→ Do this:
Make an exact copy of the entries below.

** begin Records for this task **

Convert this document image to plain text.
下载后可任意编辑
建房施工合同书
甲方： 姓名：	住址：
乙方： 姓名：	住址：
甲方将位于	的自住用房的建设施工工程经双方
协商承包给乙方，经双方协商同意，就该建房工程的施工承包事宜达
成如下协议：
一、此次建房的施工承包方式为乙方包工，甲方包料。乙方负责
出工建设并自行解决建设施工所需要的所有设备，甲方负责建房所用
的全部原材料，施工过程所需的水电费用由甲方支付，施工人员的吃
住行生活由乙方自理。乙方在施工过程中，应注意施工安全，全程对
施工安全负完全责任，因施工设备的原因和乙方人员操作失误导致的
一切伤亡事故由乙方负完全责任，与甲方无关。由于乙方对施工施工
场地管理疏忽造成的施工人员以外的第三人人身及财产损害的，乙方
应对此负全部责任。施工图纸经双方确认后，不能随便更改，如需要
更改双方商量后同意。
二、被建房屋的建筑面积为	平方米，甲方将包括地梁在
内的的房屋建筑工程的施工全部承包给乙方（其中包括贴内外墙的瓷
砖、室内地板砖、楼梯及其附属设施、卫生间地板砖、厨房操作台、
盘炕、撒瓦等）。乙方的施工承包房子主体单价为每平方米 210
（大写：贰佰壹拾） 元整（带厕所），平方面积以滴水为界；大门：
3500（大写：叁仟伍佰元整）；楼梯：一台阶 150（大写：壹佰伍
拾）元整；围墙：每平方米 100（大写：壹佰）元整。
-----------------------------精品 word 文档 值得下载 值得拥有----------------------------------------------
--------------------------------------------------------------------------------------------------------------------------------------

** end Records for this task **

→ Finished exercise:
Convert this document image to plain text.
下载后可任意编辑
建房施工合同书
甲方： 姓名：	住址：
乙方： 姓名：	住址：
甲方将位于	的自住用房的建设施工工程经双方
协商承包给乙方，经双方协商同意，就该建房工程的施工承包事宜达
成如下协议：
一、此次建房的施工承包方式为乙方包工，甲方包料。乙方负责
出工建设并自行解决建设施工所需要的所有设备，甲方负责建房所用
的全部原材料，施工过程所需的水电费用由甲方支付，施工人员的吃
住行生活由乙方自理。乙方在施工过程中，应注意施工安全，全程对
施工安全负完全责任，因施工设备的原因和乙方人员操作失误导致的
一切伤亡事故由乙方负完全责任，与甲方无关。由于乙方对施工施工
场地管理疏忽造成的施工人员以外的第三人人身及财产损害的，乙方
应对此负全部责任。施工图纸经双方确认后，不能随便更改，如需要
更改双方商量后同意。
二、被建房屋的建筑面积为	平方米，甲方将包括地梁在
内的的房屋建筑工程的施工全部承包给乙方（其中包括贴内外墙的瓷
砖、室内地板砖、楼梯及其附属设施、卫生间地板砖、厨房操作台、
盘炕、撒瓦等）。乙方的施工承包房子主体单价为每平方米 210
（大写：贰佰壹拾） 元整（带厕所），平方面积以滴水为界；大门：
3500（大写：叁仟伍佰元整）；楼梯：一台阶 150（大写：壹佰伍
拾）元整；围墙：每平方米 100（大写：壹佰）元整。
-----------------------------精品 word 文档 值得下载 值得拥有----------------------------------------------
--------------------------------------------------------------------------------------------------------------------------------------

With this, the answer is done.